### Exercise prompt
Transcribe each line exactly.

──────────────────────────────

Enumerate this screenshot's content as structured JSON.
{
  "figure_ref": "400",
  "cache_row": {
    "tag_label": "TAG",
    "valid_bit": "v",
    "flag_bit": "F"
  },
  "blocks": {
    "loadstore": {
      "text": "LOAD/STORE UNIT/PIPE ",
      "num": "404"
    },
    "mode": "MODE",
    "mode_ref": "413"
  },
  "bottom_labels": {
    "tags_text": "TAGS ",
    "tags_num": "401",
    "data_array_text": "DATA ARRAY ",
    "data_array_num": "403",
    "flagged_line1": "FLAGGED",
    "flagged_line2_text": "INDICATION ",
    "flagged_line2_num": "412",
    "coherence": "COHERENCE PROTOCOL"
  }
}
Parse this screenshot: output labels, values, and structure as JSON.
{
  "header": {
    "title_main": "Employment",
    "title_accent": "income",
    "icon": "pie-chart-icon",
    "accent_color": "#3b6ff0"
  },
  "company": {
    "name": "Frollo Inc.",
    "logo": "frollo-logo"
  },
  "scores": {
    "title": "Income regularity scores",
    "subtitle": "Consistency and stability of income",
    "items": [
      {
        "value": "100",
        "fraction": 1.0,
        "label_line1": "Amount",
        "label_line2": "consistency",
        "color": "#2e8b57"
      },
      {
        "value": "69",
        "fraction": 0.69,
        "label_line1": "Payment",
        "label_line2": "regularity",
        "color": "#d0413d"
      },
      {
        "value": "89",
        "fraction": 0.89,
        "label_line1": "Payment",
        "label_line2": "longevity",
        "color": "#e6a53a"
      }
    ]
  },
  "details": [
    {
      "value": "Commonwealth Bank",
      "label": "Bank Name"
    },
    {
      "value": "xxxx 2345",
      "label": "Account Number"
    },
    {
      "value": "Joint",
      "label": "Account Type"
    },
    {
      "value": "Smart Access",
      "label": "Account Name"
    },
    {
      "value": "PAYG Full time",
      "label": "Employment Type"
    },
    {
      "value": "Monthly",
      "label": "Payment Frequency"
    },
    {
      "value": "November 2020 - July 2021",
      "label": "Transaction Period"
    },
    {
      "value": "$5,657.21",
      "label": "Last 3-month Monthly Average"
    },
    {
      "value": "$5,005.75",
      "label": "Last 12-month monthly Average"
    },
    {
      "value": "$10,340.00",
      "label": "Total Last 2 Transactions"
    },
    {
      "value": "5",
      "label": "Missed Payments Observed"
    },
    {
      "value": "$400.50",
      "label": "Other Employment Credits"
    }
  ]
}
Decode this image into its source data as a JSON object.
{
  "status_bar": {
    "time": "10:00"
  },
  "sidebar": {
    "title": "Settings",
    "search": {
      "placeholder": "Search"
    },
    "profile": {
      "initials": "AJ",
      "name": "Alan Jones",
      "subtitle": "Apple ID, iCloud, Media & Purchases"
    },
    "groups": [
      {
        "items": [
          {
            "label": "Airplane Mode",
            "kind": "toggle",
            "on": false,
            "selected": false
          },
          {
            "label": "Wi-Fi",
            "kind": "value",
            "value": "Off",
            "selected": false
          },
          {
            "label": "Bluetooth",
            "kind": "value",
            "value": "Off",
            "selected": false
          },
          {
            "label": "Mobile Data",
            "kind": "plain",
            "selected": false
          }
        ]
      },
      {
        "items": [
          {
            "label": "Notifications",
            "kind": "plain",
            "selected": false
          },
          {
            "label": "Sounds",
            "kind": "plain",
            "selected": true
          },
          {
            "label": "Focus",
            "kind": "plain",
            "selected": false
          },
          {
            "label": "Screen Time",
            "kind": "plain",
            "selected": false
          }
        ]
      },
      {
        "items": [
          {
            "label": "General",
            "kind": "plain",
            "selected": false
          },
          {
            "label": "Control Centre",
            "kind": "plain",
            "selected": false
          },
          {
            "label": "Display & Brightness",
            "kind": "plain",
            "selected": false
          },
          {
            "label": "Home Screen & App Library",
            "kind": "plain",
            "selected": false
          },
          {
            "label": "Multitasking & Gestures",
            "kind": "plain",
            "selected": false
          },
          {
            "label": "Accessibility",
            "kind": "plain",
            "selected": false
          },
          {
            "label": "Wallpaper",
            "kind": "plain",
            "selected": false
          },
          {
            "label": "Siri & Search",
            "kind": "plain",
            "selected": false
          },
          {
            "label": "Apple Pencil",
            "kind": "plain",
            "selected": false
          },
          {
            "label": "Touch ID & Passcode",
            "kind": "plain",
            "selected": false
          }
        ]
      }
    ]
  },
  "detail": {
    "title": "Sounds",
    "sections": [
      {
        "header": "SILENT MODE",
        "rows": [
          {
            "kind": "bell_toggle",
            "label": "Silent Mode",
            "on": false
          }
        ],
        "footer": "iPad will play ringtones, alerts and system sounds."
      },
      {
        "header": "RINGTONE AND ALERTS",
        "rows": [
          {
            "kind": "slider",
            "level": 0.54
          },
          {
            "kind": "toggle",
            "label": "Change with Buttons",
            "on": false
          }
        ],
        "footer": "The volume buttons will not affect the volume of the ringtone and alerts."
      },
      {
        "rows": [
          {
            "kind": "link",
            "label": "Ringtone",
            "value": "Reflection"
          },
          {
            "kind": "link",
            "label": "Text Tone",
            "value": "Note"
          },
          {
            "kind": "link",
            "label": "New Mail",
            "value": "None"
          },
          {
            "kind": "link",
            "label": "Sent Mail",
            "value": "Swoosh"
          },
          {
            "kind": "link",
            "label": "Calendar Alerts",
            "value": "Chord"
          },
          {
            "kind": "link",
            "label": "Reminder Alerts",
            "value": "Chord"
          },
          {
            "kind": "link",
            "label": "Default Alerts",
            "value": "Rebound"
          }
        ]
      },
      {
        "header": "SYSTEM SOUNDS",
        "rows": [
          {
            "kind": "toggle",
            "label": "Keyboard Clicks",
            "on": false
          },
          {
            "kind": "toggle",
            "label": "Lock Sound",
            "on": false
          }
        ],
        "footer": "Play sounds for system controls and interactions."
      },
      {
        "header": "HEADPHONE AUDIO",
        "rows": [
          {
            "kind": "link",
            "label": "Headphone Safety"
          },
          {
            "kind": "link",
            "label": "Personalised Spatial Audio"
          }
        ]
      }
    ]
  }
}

──────────────────────────────

### Task solution
Enumerate this screenshot's content as structured JSON.
{
  "figure_ref": "400",
  "cache_row": {
    "tag_label": "TAG",
    "valid_bit": "v",
    "flag_bit": "F"
  },
  "blocks": {
    "loadstore": {
      "text": "LOAD/STORE UNIT/PIPE ",
      "num": "404"
    },
    "mode": "MODE",
    "mode_ref": "413"
  },
  "bottom_labels": {
    "tags_text": "TAGS ",
    "tags_num": "401",
    "data_array_text": "DATA ARRAY ",
    "data_array_num": "403",
    "flagged_line1": "FLAGGED",
    "flagged_line2_text": "INDICATION ",
    "flagged_line2_num": "412",
    "coherence": "COHERENCE PROTOCOL"
  }
}
Parse this screenshot: output labels, values, and structure as JSON.
{
  "header": {
    "title_main": "Employment",
    "title_accent": "income",
    "icon": "pie-chart-icon",
    "accent_color": "#3b6ff0"
  },
  "company": {
    "name": "Frollo Inc.",
    "logo": "frollo-logo"
  },
  "scores": {
    "title": "Income regularity scores",
    "subtitle": "Consistency and stability of income",
    "items": [
      {
        "value": "100",
        "fraction": 1.0,
        "label_line1": "Amount",
        "label_line2": "consistency",
        "color": "#2e8b57"
      },
      {
        "value": "69",
        "fraction": 0.69,
        "label_line1": "Payment",
        "label_line2": "regularity",
        "color": "#d0413d"
      },
      {
        "value": "89",
        "fraction": 0.89,
        "label_line1": "Payment",
        "label_line2": "longevity",
        "color": "#e6a53a"
      }
    ]
  },
  "details": [
    {
      "value": "Commonwealth Bank",
      "label": "Bank Name"
    },
    {
      "value": "xxxx 2345",
      "label": "Account Number"
    },
    {
      "value": "Joint",
      "label": "Account Type"
    },
    {
      "value": "Smart Access",
      "label": "Account Name"
    },
    {
      "value": "PAYG Full time",
      "label": "Employment Type"
    },
    {
      "value": "Monthly",
      "label": "Payment Frequency"
    },
    {
      "value": "November 2020 - July 2021",
      "label": "Transaction Period"
    },
    {
      "value": "$5,657.21",
      "label": "Last 3-month Monthly Average"
    },
    {
      "value": "$5,005.75",
      "label": "Last 12-month monthly Average"
    },
    {
      "value": "$10,340.00",
      "label": "Total Last 2 Transactions"
    },
    {
      "value": "5",
      "label": "Missed Payments Observed"
    },
    {
      "value": "$400.50",
      "label": "Other Employment Credits"
    }
  ]
}
Decode this image into its source data as a JSON object.
{
  "status_bar": {
    "time": "10:00"
  },
  "sidebar": {
    "title": "Settings",
    "search": {
      "placeholder": "Search"
    },
    "profile": {
      "initials": "AJ",
      "name": "Alan Jones",
      "subtitle": "Apple ID, iCloud, Media & Purchases"
    },
    "groups": [
      {
        "items": [
          {
            "label": "Airplane Mode",
            "kind": "toggle",
            "on": false,
            "selected": false
          },
          {
            "label": "Wi-Fi",
            "kind": "value",
            "value": "Off",
            "selected": false
          },
          {
            "label": "Bluetooth",
            "kind": "value",
            "value": "Off",
            "selected": false
          },
          {
            "label": "Mobile Data",
            "kind": "plain",
            "selected": false
          }
        ]
      },
      {
        "items": [
          {
            "label": "Notifications",
            "kind": "plain",
            "selected": false
          },
          {
            "label": "Sounds",
            "kind": "plain",
            "selected": true
          },
          {
            "label": "Focus",
            "kind": "plain",
            "selected": false
          },
          {
            "label": "Screen Time",
            "kind": "plain",
            "selected": false
          }
        ]
      },
      {
        "items": [
          {
            "label": "General",
            "kind": "plain",
            "selected": false
          },
          {
            "label": "Control Centre",
            "kind": "plain",
            "selected": false
          },
          {
            "label": "Display & Brightness",
            "kind": "plain",
            "selected": false
          },
          {
            "label": "Home Screen & App Library",
            "kind": "plain",
            "selected": false
          },
          {
            "label": "Multitasking & Gestures",
            "kind": "plain",
            "selected": false
          },
          {
            "label": "Accessibility",
            "kind": "plain",
            "selected": false
          },
          {
            "label": "Wallpaper",
            "kind": "plain",
            "selected": false
          },
          {
            "label": "Siri & Search",
            "kind": "plain",
            "selected": false
          },
          {
            "label": "Apple Pencil",
            "kind": "plain",
            "selected": false
          },
          {
            "label": "Touch ID & Passcode",
            "kind": "plain",
            "selected": false
          }
        ]
      }
    ]
  },
  "detail": {
    "title": "Sounds",
    "sections": [
      {
        "header": "SILENT MODE",
        "rows": [
          {
            "kind": "bell_toggle",
            "label": "Silent Mode",
            "on": false
          }
        ],
        "footer": "iPad will play ringtones, alerts and system sounds."
      },
      {
        "header": "RINGTONE AND ALERTS",
        "rows": [
          {
            "kind": "slider",
            "level": 0.54
          },
          {
            "kind": "toggle",
            "label": "Change with Buttons",
            "on": false
          }
        ],
        "footer": "The volume buttons will not affect the volume of the ringtone and alerts."
      },
      {
        "rows": [
          {
            "kind": "link",
            "label": "Ringtone",
            "value": "Reflection"
          },
          {
            "kind": "link",
            "label": "Text Tone",
            "value": "Note"
          },
          {
            "kind": "link",
            "label": "New Mail",
            "value": "None"
          },
          {
            "kind": "link",
            "label": "Sent Mail",
            "value": "Swoosh"
          },
          {
            "kind": "link",
            "label": "Calendar Alerts",
            "value": "Chord"
          },
          {
            "kind": "link",
            "label": "Reminder Alerts",
            "value": "Chord"
          },
          {
            "kind": "link",
            "label": "Default Alerts",
            "value": "Rebound"
          }
        ]
      },
      {
        "header": "SYSTEM SOUNDS",
        "rows": [
          {
            "kind": "toggle",
            "label": "Keyboard Clicks",
            "on": false
          },
          {
            "kind": "toggle",
            "label": "Lock Sound",
            "on": false
          }
        ],
        "footer": "Play sounds for system controls and interactions."
      },
      {
        "header": "HEADPHONE AUDIO",
        "rows": [
          {
            "kind": "link",
            "label": "Headphone Safety"
          },
          {
            "kind": "link",
            "label": "Personalised Spatial Audio"
          }
        ]
      }
    ]
  }
}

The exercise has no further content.